Document extract:
____
Dummy features dont have to be used for ones with low frequencies, instead, buckets can be used to bucket low frequency categories as 'other'.

In [None]:
# Check how many unique categories there are 
for col_name in x.columns:
    if x[col_name].dtypes == 'object':
        unique_cat = len(x[col_name].unique())
        print("Feature '{col_name}' has {unique_cat} unique categories".format(
            col_name=col_name, unique_cat=unique_cat))

In [None]:
# select the features which are not numeric
todummy_list = ['state', 'communityname']

# Dummy all categorical variables used. make them numeric and then missing values can be dealt with.
def dummy_df(data, todummy_list):
    for x in todummy_list:
        dummies = pd.get_dummies(data[x], prefix=x, dummy_na=False)
        data = data.drop(x, 1) # dropping the original feature
        data = pd.concat([data, dummies], axis=1) # adding the one to be used
    return data

x = dummy_df(x, todummy_list)
print(x.head(5))

**Removing items with missing data

Models can't handle missing data, so features with missing data should be removed. Removing data can cause issues if the data is randomly missing because it can cause the loss of a lot of data. However, greater issues arise from removing data if the data is randomly as well as non-randomly missing because this makes it no longer representative of the whole population and can introduce potential biases.

Imputation can be used to replace missing values with another value i.e. the mean, median or highest frequency of a given feature.

In [None]:
# Remove missing values
# First establish how much data is missing
x.isnull().sum().sort_values(ascending=False).head()


# Impute the missing values using SimpleImputer in sklearn.impute
from sklearn.impute import SimpleImputer

imp = SimpleImputer(missing_values=np.nan, strategy='mean')
imp.fit(x)
x = pd.DataFrame(data=imp.transform(x), columns=x.columns)
____
Challenges:
1. Reproduce the stretch of the preprocessing notebook from "# Dummy all" through "print(x.head(5))" word for word.
2. According to the preprocessing notebook, which values can imputation use to replace missing values?
Work from the preprocessing notebook alone.

Provided material:
____
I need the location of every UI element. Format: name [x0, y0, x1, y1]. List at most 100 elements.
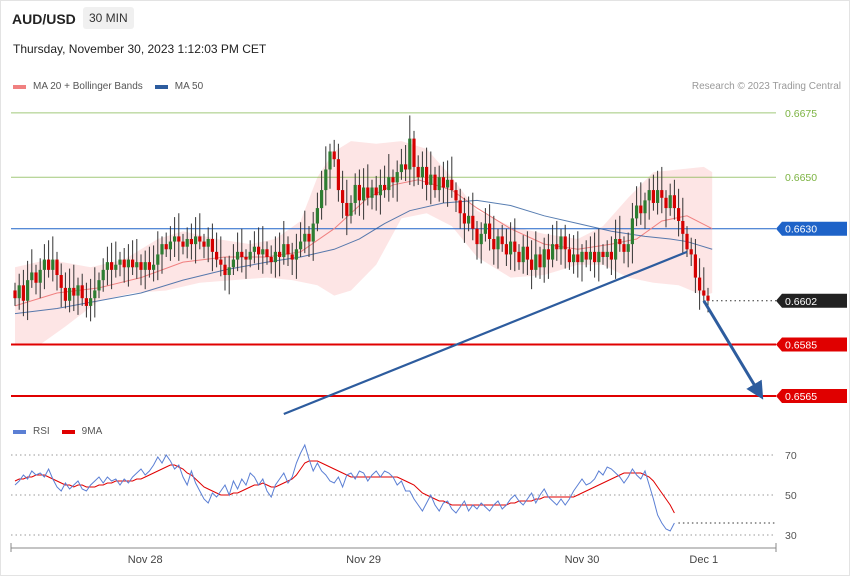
____
Solutions by task:
1.
# Dummy all categorical variables used. make them numeric and then missing values can be dealt with.
def dummy_df(data, todummy_list):
    for x in todummy_list:
        dummies = pd.get_dummies(data[x], prefix=x, dummy_na=False)
        data = data.drop(x, 1) # dropping the original feature
        data = pd.concat([data, dummies], axis=1) # adding the one to be used
    return data

x = dummy_df(x, todummy_list)
print(x.head(5))

2. The mean, median or highest frequency of a given feature.